Stated task>
Scan the material for the word "移动部门时自动更新知识图谱", and copy each line where it shows up.

Material for the task>
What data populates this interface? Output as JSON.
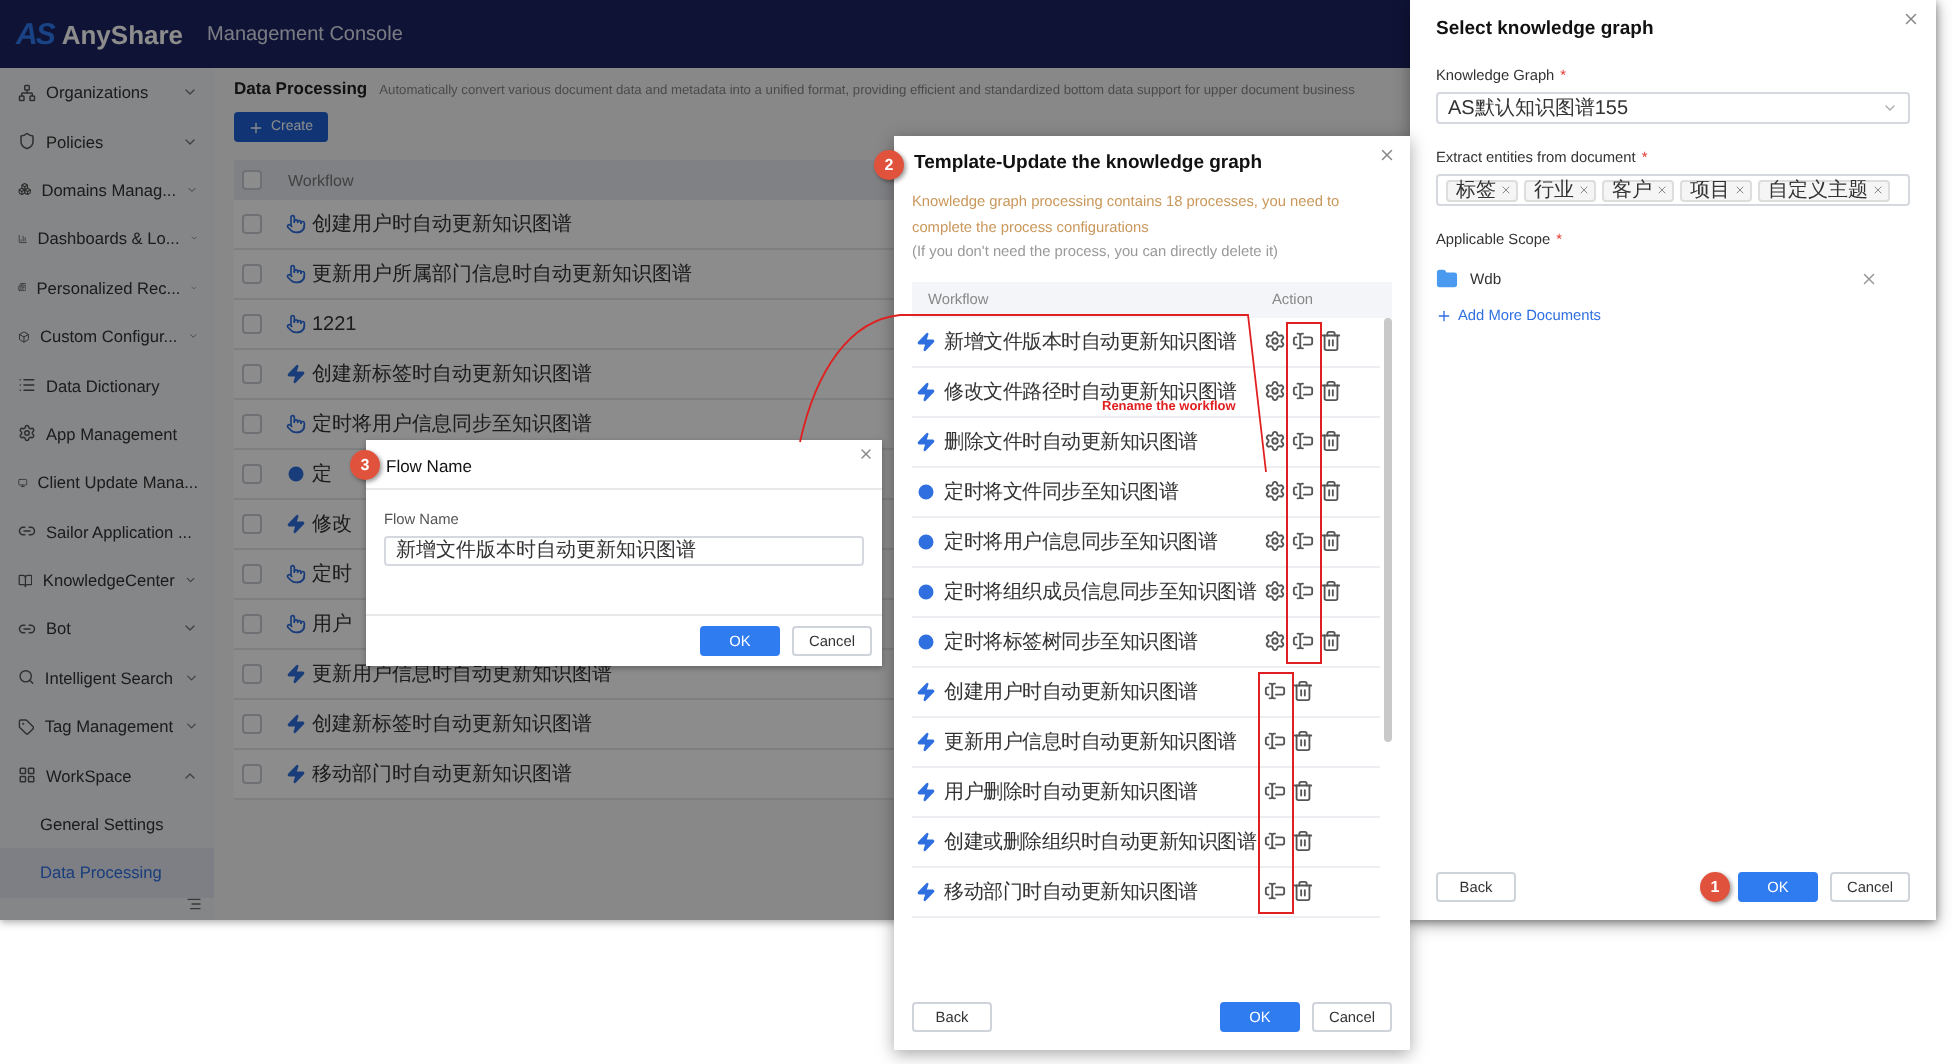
{
  "app_header": {
    "brand_mark": "AS",
    "brand": "AnyShare",
    "subtitle": "Management Console"
  },
  "sidebar": {
    "items": [
      {
        "label": "Organizations",
        "expandable": true,
        "expanded": false,
        "selected": false
      },
      {
        "label": "Policies",
        "expandable": true,
        "expanded": false,
        "selected": false
      },
      {
        "label": "Domains Manag...",
        "expandable": true,
        "expanded": false,
        "selected": false
      },
      {
        "label": "Dashboards & Lo...",
        "expandable": true,
        "expanded": false,
        "selected": false
      },
      {
        "label": "Personalized Rec...",
        "expandable": true,
        "expanded": false,
        "selected": false
      },
      {
        "label": "Custom Configur...",
        "expandable": true,
        "expanded": false,
        "selected": false
      },
      {
        "label": "Data Dictionary",
        "expandable": false,
        "selected": false
      },
      {
        "label": "App Management",
        "expandable": false,
        "selected": false
      },
      {
        "label": "Client Update Mana...",
        "expandable": false,
        "selected": false
      },
      {
        "label": "Sailor Application ...",
        "expandable": false,
        "selected": false
      },
      {
        "label": "KnowledgeCenter",
        "expandable": true,
        "expanded": false,
        "selected": false
      },
      {
        "label": "Bot",
        "expandable": true,
        "expanded": false,
        "selected": false
      },
      {
        "label": "Intelligent Search",
        "expandable": true,
        "expanded": false,
        "selected": false
      },
      {
        "label": "Tag Management",
        "expandable": true,
        "expanded": false,
        "selected": false
      },
      {
        "label": "WorkSpace",
        "expandable": true,
        "expanded": true,
        "selected": false,
        "children": [
          {
            "label": "General Settings",
            "selected": false
          },
          {
            "label": "Data Processing",
            "selected": true
          }
        ]
      }
    ]
  },
  "page": {
    "title": "Data Processing",
    "description": "Automatically convert various document data and metadata into a unified format, providing efficient and standardized bottom data support for upper document business",
    "create_button": "Create",
    "table": {
      "column": "Workflow",
      "all_checked": false,
      "rows": [
        {
          "kind": "manual",
          "name": "创建用户时自动更新知识图谱",
          "checked": false
        },
        {
          "kind": "manual",
          "name": "更新用户所属部门信息时自动更新知识图谱",
          "checked": false
        },
        {
          "kind": "manual",
          "name": "1221",
          "checked": false
        },
        {
          "kind": "event",
          "name": "创建新标签时自动更新知识图谱",
          "checked": false
        },
        {
          "kind": "manual",
          "name": "定时将用户信息同步至知识图谱",
          "checked": false
        },
        {
          "kind": "schedule",
          "name": "定",
          "checked": false
        },
        {
          "kind": "event",
          "name": "修改",
          "checked": false
        },
        {
          "kind": "manual",
          "name": "定时",
          "checked": false
        },
        {
          "kind": "manual",
          "name": "用户",
          "checked": false
        },
        {
          "kind": "event",
          "name": "更新用户信息时自动更新知识图谱",
          "checked": false
        },
        {
          "kind": "event",
          "name": "创建新标签时自动更新知识图谱",
          "checked": false
        },
        {
          "kind": "event",
          "name": "移动部门时自动更新知识图谱",
          "checked": false
        }
      ]
    }
  },
  "template_dialog": {
    "step_badge": "2",
    "title": "Template-Update the knowledge graph",
    "description": "Knowledge graph processing contains 18 processes, you need to complete the process configurations",
    "note": "(If you don't need the process, you can directly delete it)",
    "columns": [
      "Workflow",
      "Action"
    ],
    "rows": [
      {
        "kind": "event",
        "name": "新增文件版本时自动更新知识图谱",
        "configurable": true
      },
      {
        "kind": "event",
        "name": "修改文件路径时自动更新知识图谱",
        "configurable": true
      },
      {
        "kind": "event",
        "name": "删除文件时自动更新知识图谱",
        "configurable": true
      },
      {
        "kind": "schedule",
        "name": "定时将文件同步至知识图谱",
        "configurable": true
      },
      {
        "kind": "schedule",
        "name": "定时将用户信息同步至知识图谱",
        "configurable": true
      },
      {
        "kind": "schedule",
        "name": "定时将组织成员信息同步至知识图谱",
        "configurable": true
      },
      {
        "kind": "schedule",
        "name": "定时将标签树同步至知识图谱",
        "configurable": true
      },
      {
        "kind": "event",
        "name": "创建用户时自动更新知识图谱",
        "configurable": false
      },
      {
        "kind": "event",
        "name": "更新用户信息时自动更新知识图谱",
        "configurable": false
      },
      {
        "kind": "event",
        "name": "用户删除时自动更新知识图谱",
        "configurable": false
      },
      {
        "kind": "event",
        "name": "创建或删除组织时自动更新知识图谱",
        "configurable": false
      },
      {
        "kind": "event",
        "name": "移动部门时自动更新知识图谱",
        "configurable": false
      }
    ],
    "buttons": {
      "back": "Back",
      "ok": "OK",
      "cancel": "Cancel"
    }
  },
  "annotation_label": "Rename the workflow",
  "flow_name_dialog": {
    "step_badge": "3",
    "title": "Flow Name",
    "field_label": "Flow Name",
    "value": "新增文件版本时自动更新知识图谱",
    "buttons": {
      "ok": "OK",
      "cancel": "Cancel"
    }
  },
  "knowledge_graph_drawer": {
    "title": "Select knowledge graph",
    "graph": {
      "label": "Knowledge Graph",
      "required_mark": "*",
      "value": "AS默认知识图谱155"
    },
    "entities": {
      "label": "Extract entities from document",
      "required_mark": "*",
      "tags": [
        "标签",
        "行业",
        "客户",
        "项目",
        "自定义主题"
      ]
    },
    "scope": {
      "label": "Applicable Scope",
      "required_mark": "*",
      "documents": [
        "Wdb"
      ],
      "add_link": "Add More Documents"
    },
    "buttons": {
      "back": "Back",
      "ok": "OK",
      "cancel": "Cancel"
    },
    "ok_badge": "1"
  }
}
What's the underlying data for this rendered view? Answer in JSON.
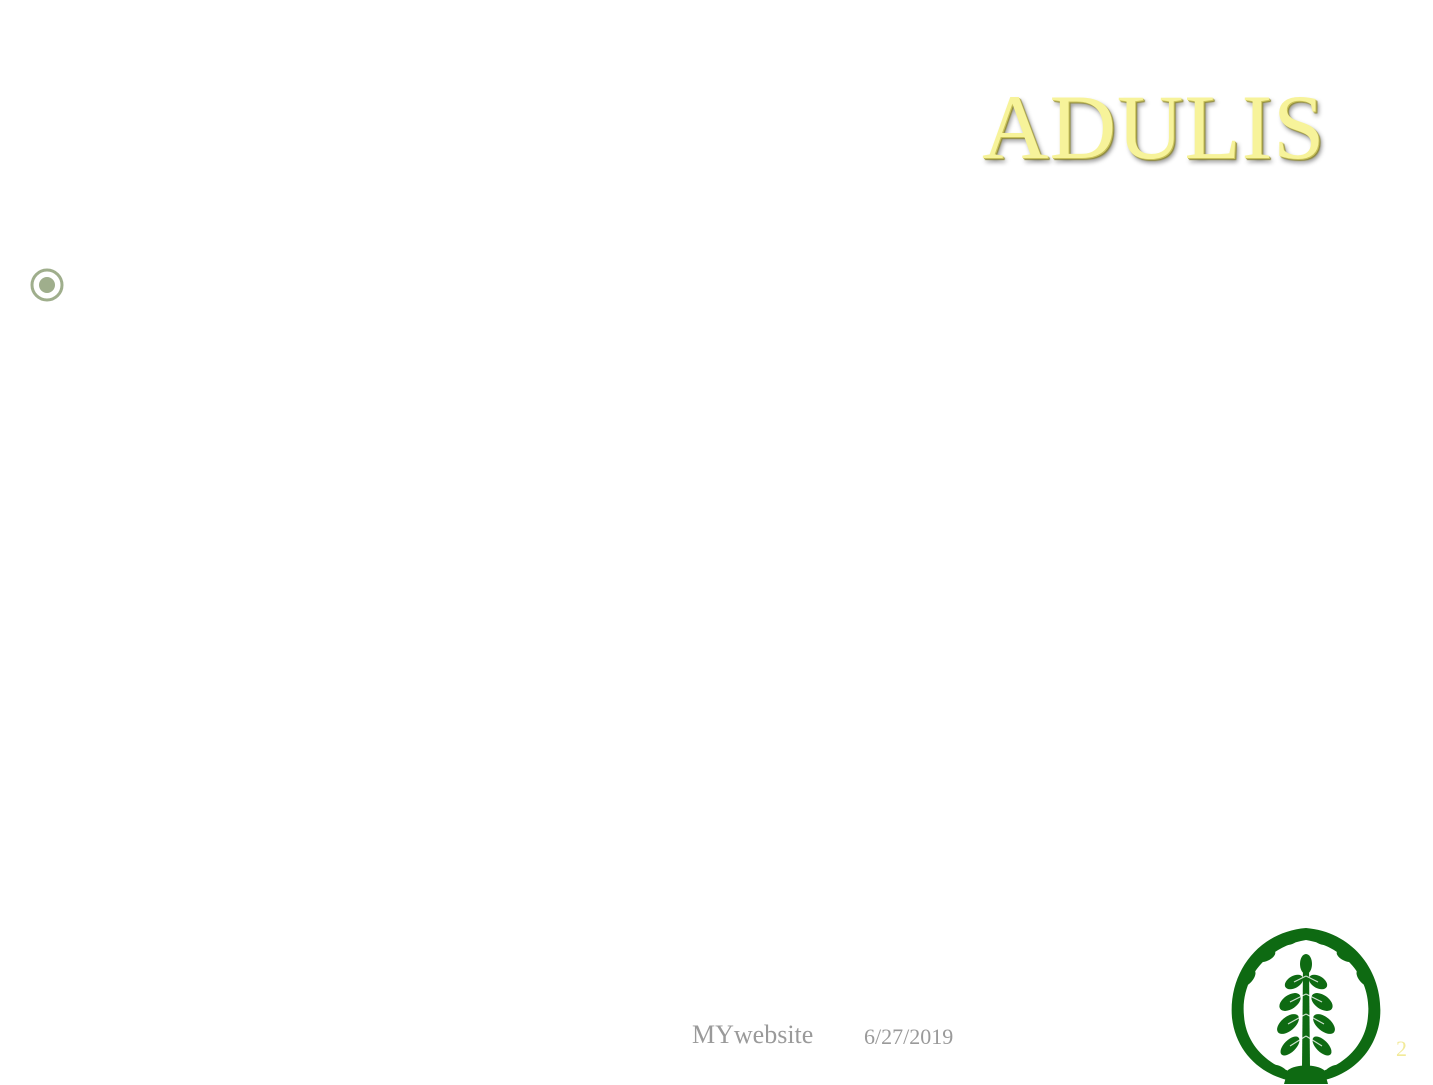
{
  "slide": {
    "title": "ADULIS",
    "bullet_icon": "radio-bullet-icon",
    "emblem_icon": "olive-wreath-emblem-icon",
    "footer": {
      "site": "MYwebsite",
      "date": "6/27/2019",
      "page_number": "2"
    },
    "colors": {
      "title": "#f7f39a",
      "bullet": "#9fae8c",
      "emblem": "#0e6a12",
      "footer_text": "#9a9a9a",
      "page_number": "#f2ea9a",
      "background": "#ffffff"
    }
  }
}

Full solution>
          "name": "移动部门时自动更新知识图谱",
        "name": "移动部门时自动更新知识图谱",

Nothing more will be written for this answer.